Given exercise: Quote all of the data exactly as given. Skip every picture it contains.

Material provided:
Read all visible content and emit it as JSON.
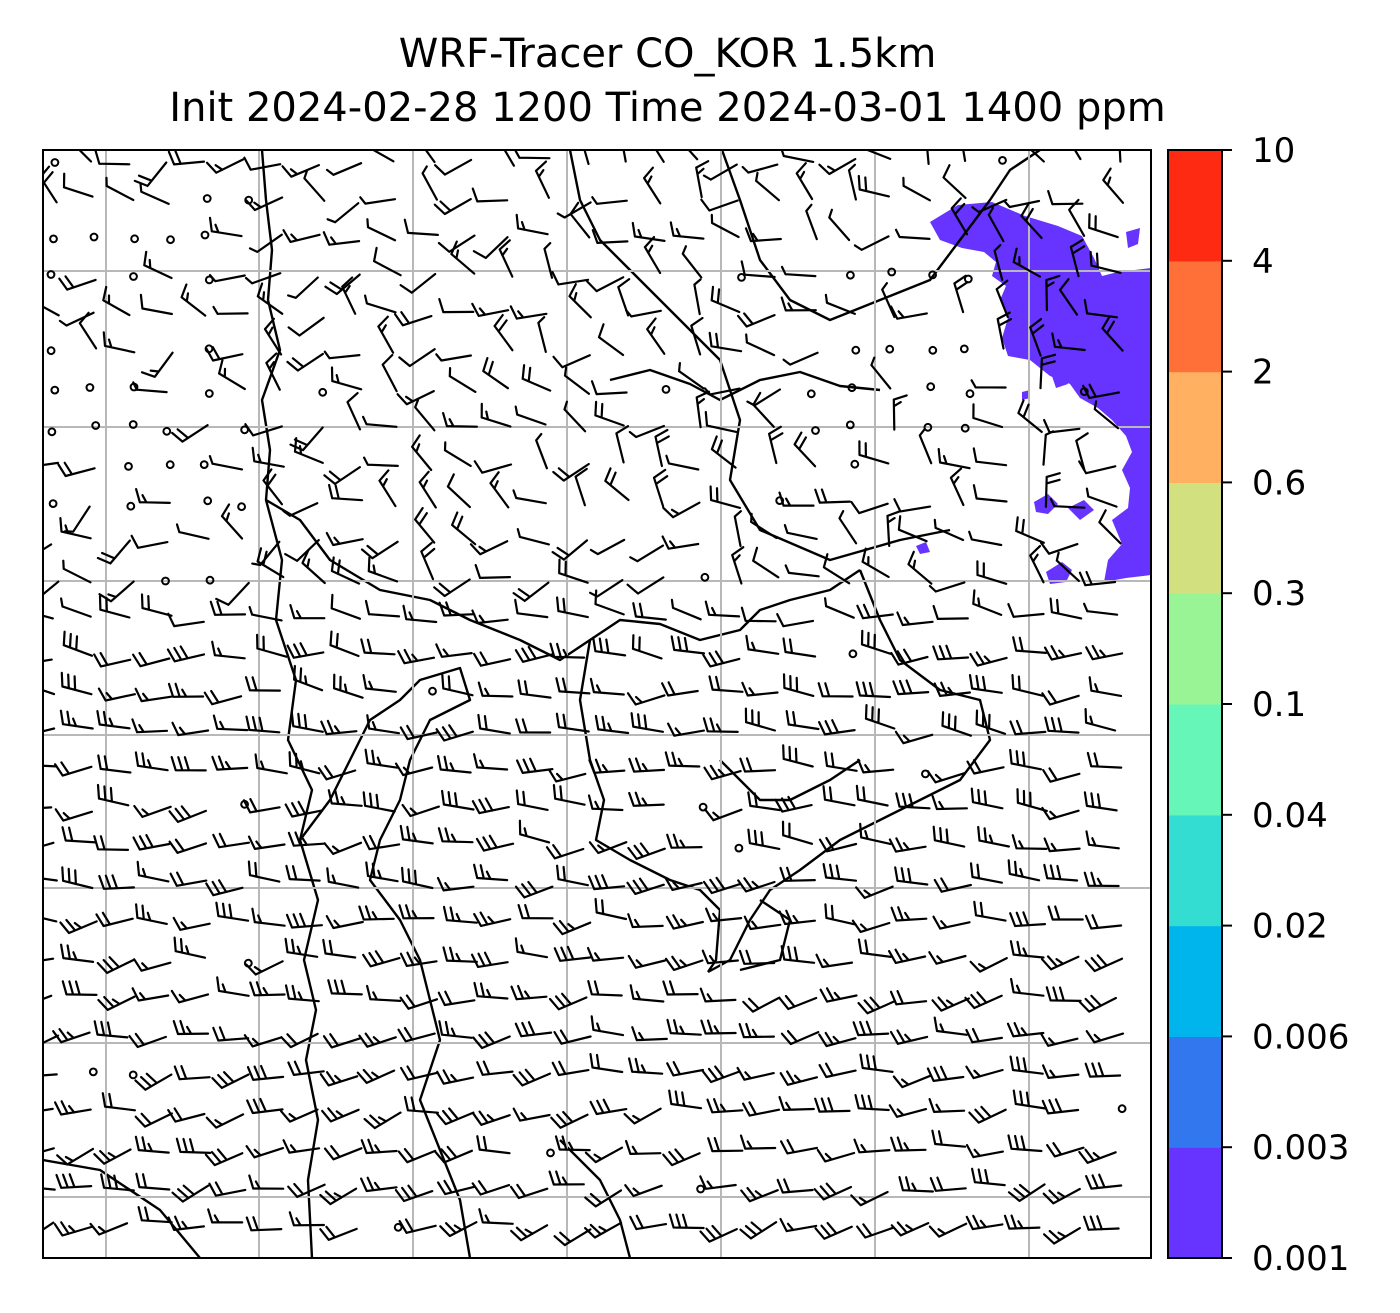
{
  "title": {
    "line1": "WRF-Tracer CO_KOR 1.5km",
    "line2": "Init 2024-02-28 1200 Time 2024-03-01 1400 ppm"
  },
  "colorbar": {
    "ticks": [
      "0.001",
      "0.003",
      "0.006",
      "0.02",
      "0.04",
      "0.1",
      "0.3",
      "0.6",
      "2",
      "4",
      "10"
    ],
    "colors": [
      "#6633ff",
      "#3377ee",
      "#00b4ec",
      "#33ddd2",
      "#66f7b8",
      "#99f496",
      "#d2e080",
      "#ffb060",
      "#ff7038",
      "#ff2a12"
    ]
  },
  "map": {
    "grid": true,
    "wind_barbs": true,
    "tracer_color": "#6633ff"
  }
}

Final result:
Read all visible content and emit it as JSON.
{
  "title": {
    "line1": "WRF-Tracer CO_KOR 1.5km",
    "line2": "Init 2024-02-28 1200 Time 2024-03-01 1400 ppm"
  },
  "colorbar": {
    "ticks": [
      "0.001",
      "0.003",
      "0.006",
      "0.02",
      "0.04",
      "0.1",
      "0.3",
      "0.6",
      "2",
      "4",
      "10"
    ],
    "colors": [
      "#6633ff",
      "#3377ee",
      "#00b4ec",
      "#33ddd2",
      "#66f7b8",
      "#99f496",
      "#d2e080",
      "#ffb060",
      "#ff7038",
      "#ff2a12"
    ]
  },
  "map": {
    "grid": true,
    "wind_barbs": true,
    "tracer_color": "#6633ff"
  }
}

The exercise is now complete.